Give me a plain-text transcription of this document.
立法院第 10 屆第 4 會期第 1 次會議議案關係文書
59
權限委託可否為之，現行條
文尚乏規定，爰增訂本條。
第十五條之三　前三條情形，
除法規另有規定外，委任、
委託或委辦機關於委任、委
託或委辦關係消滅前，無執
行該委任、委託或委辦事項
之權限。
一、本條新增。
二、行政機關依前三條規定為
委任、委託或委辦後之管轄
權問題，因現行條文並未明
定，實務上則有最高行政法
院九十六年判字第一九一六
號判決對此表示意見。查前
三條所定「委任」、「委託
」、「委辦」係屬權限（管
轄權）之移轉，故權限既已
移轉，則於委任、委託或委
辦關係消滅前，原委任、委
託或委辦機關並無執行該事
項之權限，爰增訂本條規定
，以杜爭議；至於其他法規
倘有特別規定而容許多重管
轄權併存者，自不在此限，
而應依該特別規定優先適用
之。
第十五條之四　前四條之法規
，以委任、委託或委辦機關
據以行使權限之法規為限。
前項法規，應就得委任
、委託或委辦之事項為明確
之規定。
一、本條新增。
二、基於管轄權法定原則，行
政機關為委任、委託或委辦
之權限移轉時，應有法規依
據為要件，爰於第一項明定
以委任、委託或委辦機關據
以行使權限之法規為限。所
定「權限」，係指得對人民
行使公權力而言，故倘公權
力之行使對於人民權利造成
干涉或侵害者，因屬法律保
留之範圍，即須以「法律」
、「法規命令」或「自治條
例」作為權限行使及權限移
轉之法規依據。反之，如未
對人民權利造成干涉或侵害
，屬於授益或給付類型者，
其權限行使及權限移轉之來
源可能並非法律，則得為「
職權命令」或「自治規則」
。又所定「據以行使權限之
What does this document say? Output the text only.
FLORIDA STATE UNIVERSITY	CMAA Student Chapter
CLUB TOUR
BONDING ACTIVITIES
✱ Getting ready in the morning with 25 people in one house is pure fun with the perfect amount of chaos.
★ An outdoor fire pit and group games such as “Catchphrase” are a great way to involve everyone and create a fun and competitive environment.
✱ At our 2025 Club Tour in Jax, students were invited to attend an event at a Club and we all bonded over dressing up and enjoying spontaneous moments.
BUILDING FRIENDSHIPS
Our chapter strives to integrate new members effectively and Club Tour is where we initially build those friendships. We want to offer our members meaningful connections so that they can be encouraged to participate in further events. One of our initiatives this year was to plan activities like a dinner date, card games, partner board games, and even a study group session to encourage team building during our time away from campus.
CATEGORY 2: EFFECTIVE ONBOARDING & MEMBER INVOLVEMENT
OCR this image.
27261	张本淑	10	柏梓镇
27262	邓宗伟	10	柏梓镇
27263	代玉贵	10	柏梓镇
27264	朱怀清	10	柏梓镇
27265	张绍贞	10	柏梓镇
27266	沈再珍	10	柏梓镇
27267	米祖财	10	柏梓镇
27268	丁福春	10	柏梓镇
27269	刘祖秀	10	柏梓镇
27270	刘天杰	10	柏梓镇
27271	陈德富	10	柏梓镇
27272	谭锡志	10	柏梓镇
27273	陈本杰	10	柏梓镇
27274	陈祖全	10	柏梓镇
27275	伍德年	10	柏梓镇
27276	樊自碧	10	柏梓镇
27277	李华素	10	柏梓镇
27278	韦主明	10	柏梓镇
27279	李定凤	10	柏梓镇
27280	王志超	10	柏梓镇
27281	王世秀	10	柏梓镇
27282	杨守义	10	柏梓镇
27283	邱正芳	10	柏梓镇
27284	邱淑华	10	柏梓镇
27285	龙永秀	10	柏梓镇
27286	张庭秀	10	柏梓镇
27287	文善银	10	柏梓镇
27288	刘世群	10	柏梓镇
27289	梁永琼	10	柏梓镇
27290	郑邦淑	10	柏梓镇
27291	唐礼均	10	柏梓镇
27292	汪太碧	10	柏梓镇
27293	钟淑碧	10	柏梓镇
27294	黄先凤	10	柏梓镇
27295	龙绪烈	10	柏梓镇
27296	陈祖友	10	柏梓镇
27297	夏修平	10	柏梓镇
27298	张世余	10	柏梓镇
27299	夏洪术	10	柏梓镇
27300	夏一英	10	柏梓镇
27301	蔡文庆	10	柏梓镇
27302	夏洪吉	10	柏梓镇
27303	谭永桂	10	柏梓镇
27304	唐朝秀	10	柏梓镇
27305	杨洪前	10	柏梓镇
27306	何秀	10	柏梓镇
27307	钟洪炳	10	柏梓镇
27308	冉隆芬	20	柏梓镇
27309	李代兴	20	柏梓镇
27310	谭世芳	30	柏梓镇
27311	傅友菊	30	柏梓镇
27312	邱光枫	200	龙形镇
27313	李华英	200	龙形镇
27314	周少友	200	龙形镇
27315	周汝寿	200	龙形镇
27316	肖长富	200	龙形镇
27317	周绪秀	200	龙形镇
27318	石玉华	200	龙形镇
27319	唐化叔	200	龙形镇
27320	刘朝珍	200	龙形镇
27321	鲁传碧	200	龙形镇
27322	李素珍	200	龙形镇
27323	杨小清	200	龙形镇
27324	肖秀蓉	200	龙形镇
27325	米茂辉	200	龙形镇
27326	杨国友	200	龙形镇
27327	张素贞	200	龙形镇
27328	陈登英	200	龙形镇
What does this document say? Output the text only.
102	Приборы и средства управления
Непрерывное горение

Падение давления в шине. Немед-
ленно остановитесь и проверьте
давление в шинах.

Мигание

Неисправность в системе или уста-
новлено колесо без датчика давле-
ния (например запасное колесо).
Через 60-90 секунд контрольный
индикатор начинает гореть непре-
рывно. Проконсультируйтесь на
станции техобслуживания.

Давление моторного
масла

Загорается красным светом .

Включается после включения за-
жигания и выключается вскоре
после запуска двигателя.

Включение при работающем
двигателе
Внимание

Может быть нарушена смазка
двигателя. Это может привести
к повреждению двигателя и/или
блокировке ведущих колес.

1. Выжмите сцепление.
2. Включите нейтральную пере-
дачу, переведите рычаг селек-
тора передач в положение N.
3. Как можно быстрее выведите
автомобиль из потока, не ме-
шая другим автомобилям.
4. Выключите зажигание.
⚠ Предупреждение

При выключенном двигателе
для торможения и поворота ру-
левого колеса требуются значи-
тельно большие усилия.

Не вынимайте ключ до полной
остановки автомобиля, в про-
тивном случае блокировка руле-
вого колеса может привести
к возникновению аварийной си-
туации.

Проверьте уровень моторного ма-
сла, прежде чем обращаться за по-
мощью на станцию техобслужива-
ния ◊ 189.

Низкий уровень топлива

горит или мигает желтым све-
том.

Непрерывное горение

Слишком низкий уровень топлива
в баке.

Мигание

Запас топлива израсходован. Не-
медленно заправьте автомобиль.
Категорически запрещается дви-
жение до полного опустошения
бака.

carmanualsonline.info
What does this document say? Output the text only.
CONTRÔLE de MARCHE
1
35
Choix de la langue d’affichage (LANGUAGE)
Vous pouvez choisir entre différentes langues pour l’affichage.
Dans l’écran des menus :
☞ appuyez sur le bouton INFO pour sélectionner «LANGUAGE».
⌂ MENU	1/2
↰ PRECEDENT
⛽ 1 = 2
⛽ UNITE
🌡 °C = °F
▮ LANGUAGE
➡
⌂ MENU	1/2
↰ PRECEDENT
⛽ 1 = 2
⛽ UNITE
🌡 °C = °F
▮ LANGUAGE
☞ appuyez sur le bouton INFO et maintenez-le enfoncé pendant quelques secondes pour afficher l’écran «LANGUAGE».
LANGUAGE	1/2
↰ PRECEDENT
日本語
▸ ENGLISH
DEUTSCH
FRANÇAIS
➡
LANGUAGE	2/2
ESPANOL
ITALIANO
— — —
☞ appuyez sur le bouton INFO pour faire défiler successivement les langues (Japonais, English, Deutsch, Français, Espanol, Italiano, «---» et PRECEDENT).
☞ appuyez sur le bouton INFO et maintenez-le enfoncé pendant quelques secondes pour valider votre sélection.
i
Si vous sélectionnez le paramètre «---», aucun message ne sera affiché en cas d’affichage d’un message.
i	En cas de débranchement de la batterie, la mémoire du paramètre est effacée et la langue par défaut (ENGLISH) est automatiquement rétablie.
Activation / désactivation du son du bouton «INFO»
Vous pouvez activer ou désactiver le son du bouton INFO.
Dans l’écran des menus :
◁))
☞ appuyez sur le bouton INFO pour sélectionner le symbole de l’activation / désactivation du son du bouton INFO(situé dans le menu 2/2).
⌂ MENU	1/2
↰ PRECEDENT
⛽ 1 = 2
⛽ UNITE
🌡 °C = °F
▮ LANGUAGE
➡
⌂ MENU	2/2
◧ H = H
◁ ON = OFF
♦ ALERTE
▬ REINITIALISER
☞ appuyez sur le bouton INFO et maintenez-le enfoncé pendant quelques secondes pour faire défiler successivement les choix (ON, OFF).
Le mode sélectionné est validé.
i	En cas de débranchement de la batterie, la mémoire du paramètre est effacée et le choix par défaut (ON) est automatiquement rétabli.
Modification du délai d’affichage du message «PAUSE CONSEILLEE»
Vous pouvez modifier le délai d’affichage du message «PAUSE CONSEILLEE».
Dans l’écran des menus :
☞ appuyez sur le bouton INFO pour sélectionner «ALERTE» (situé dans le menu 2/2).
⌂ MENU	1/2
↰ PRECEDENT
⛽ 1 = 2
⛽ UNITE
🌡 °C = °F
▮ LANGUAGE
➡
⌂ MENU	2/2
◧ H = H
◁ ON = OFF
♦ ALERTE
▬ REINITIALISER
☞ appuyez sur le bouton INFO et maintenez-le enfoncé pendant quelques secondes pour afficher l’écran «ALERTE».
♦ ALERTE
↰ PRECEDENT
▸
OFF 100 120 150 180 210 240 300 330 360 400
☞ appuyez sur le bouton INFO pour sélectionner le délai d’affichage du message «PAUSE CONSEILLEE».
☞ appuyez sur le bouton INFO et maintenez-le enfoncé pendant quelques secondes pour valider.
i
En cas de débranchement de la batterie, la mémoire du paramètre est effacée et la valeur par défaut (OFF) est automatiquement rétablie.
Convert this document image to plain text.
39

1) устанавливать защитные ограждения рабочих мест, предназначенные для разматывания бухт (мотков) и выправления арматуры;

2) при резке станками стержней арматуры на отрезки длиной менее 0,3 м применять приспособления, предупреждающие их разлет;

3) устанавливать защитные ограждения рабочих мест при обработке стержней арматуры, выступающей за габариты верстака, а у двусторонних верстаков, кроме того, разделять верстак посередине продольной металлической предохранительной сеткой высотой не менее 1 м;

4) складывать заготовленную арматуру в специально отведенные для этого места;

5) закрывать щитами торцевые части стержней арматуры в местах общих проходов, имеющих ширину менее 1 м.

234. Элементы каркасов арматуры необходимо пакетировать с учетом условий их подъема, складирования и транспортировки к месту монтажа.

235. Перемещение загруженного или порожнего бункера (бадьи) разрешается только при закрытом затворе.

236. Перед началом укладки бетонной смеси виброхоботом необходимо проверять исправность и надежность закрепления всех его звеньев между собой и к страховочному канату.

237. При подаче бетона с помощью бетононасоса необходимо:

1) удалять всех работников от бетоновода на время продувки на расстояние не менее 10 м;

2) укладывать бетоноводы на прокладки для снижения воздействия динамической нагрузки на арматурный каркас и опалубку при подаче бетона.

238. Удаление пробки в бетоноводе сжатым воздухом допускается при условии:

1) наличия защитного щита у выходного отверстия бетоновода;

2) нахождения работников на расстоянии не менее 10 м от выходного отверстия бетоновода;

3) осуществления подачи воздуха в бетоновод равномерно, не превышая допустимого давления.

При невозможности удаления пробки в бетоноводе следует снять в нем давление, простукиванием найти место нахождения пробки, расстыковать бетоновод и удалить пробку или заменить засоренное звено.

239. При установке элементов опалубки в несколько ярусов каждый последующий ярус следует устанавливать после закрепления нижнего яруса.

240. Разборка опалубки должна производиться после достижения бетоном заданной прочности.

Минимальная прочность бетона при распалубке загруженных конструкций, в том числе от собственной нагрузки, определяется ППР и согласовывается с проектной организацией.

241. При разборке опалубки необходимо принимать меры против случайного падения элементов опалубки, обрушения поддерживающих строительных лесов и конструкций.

_Problem requirements_
Find every line that holds "стержней" and copy it.

_Response to the task_
2) при резке станками стержней арматуры на отрезки длиной менее 0,3 м применять приспособления, предупреждающие их разлет;
3) устанавливать защитные ограждения рабочих мест при обработке стержней арматуры, выступающей за габариты верстака, а у двусторонних верстаков, кроме того, разделять верстак посередине продольной металлической предохранительной сеткой высотой не менее 1 м;
5) закрывать щитами торцевые части стержней арматуры в местах общих проходов, имеющих ширину менее 1 м.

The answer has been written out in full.